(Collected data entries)
——————

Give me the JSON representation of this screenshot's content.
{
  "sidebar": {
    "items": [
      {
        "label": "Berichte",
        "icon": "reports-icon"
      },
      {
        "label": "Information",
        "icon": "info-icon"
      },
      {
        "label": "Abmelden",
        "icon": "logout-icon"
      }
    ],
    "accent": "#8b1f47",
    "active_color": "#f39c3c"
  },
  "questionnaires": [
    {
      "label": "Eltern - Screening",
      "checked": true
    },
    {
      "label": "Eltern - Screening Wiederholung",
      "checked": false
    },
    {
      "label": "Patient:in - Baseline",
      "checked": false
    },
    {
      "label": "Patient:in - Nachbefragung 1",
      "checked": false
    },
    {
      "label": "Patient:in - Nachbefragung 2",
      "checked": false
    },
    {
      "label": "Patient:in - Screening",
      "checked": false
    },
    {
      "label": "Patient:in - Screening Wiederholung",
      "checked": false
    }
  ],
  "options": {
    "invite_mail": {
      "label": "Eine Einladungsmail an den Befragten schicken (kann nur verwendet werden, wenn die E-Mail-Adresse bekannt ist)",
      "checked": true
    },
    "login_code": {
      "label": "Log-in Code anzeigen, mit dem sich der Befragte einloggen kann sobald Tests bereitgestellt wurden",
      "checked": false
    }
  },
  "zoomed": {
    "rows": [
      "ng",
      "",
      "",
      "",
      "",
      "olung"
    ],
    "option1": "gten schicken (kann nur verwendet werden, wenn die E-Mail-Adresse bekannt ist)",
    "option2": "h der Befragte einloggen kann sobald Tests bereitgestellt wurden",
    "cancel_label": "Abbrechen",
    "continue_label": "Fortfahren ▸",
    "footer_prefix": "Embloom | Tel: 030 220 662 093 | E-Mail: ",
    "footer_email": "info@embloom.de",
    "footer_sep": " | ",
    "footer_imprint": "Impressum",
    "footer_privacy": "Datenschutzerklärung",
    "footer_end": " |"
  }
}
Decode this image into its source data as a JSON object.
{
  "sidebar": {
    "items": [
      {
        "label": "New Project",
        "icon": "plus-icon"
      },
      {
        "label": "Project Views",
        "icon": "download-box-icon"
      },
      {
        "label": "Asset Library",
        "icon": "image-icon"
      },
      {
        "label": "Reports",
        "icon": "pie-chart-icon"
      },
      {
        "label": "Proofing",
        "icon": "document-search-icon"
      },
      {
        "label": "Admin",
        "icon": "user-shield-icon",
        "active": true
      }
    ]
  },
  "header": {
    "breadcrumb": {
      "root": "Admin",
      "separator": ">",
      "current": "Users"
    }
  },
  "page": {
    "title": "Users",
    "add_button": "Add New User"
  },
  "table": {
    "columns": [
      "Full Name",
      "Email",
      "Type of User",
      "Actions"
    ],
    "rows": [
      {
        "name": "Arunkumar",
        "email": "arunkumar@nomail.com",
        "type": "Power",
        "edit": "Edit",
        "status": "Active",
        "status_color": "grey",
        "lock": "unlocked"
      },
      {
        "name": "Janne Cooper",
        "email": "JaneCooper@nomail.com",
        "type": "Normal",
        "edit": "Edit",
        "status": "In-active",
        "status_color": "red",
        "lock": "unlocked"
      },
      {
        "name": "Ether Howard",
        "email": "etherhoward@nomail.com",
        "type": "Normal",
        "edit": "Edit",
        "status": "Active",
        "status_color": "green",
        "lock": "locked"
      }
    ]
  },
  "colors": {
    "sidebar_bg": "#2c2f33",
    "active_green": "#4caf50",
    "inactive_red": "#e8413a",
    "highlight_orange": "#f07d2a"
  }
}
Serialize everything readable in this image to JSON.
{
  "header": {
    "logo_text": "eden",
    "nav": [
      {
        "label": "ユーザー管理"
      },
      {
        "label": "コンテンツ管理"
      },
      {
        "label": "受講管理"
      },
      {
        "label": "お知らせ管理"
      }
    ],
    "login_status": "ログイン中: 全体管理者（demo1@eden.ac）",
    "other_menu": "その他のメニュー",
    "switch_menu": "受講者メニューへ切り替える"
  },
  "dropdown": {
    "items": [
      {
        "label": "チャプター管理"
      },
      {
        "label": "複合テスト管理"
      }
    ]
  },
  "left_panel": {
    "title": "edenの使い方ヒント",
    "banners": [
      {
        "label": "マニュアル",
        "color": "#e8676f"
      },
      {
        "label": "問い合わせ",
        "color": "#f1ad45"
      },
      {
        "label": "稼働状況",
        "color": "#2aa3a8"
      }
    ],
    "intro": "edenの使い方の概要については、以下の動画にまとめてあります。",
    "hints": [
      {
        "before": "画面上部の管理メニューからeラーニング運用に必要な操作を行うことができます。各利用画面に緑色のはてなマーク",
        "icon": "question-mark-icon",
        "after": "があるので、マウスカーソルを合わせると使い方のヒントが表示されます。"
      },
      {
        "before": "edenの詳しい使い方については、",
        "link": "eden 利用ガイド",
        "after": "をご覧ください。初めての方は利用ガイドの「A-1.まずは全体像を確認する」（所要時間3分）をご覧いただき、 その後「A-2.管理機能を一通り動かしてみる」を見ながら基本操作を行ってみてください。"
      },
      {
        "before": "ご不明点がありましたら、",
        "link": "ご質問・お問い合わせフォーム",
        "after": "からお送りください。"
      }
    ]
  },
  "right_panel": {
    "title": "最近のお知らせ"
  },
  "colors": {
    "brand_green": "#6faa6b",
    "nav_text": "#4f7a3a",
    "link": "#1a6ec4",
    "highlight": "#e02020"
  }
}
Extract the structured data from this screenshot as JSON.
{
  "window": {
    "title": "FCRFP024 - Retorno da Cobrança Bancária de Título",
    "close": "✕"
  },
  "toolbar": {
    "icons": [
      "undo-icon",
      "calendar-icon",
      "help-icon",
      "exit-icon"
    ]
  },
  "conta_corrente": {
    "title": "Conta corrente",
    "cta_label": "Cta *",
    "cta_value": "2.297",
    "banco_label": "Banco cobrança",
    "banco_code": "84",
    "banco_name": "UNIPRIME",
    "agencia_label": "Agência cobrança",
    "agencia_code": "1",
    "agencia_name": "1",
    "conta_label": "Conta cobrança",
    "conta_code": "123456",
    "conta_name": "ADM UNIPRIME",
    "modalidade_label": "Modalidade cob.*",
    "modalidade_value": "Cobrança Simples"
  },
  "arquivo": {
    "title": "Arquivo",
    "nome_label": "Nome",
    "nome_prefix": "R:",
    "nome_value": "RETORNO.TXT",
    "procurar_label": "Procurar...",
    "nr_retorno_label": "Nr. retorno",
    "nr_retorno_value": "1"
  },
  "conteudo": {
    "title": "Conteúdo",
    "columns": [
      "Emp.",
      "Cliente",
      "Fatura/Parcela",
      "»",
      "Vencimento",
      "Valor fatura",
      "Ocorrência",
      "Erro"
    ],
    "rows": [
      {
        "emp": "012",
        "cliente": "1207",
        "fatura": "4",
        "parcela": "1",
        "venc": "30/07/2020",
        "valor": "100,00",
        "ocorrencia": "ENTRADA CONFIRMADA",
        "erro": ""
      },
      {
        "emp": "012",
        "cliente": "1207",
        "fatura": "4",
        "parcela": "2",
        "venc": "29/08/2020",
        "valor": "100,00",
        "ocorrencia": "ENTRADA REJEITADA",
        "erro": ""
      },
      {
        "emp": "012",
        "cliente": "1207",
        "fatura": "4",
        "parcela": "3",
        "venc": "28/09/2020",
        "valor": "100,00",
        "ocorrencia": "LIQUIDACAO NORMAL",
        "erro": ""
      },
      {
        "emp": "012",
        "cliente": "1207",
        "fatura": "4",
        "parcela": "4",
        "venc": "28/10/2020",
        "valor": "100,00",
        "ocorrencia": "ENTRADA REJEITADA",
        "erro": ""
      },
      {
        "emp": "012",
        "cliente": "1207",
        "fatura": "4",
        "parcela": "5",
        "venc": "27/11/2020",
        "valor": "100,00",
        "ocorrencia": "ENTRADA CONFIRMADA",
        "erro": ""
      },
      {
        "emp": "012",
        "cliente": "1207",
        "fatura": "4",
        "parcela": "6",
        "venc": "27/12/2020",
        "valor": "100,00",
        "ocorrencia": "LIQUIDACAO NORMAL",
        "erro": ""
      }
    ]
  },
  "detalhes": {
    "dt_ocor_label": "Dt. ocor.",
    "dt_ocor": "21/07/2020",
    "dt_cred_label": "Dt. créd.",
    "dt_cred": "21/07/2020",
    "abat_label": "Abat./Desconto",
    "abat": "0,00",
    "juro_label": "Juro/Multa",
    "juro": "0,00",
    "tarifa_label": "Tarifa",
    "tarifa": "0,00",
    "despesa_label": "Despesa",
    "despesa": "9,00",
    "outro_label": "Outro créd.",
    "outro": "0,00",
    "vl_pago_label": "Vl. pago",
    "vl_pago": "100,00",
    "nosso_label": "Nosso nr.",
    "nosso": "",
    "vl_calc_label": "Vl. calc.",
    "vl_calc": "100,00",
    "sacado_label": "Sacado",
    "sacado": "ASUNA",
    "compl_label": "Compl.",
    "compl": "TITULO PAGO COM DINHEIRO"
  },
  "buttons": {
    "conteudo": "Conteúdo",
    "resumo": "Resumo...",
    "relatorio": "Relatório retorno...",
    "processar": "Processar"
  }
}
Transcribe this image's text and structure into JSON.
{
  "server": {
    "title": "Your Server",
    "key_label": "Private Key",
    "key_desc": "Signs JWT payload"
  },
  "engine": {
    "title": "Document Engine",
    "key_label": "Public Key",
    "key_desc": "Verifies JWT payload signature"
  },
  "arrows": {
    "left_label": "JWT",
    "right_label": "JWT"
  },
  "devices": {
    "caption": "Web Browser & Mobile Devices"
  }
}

——————

### Task goal
Copy each line above where the string "payload" occurs.

### Result of this task
    "key_desc": "Signs JWT payload"
    "key_desc": "Verifies JWT payload signature"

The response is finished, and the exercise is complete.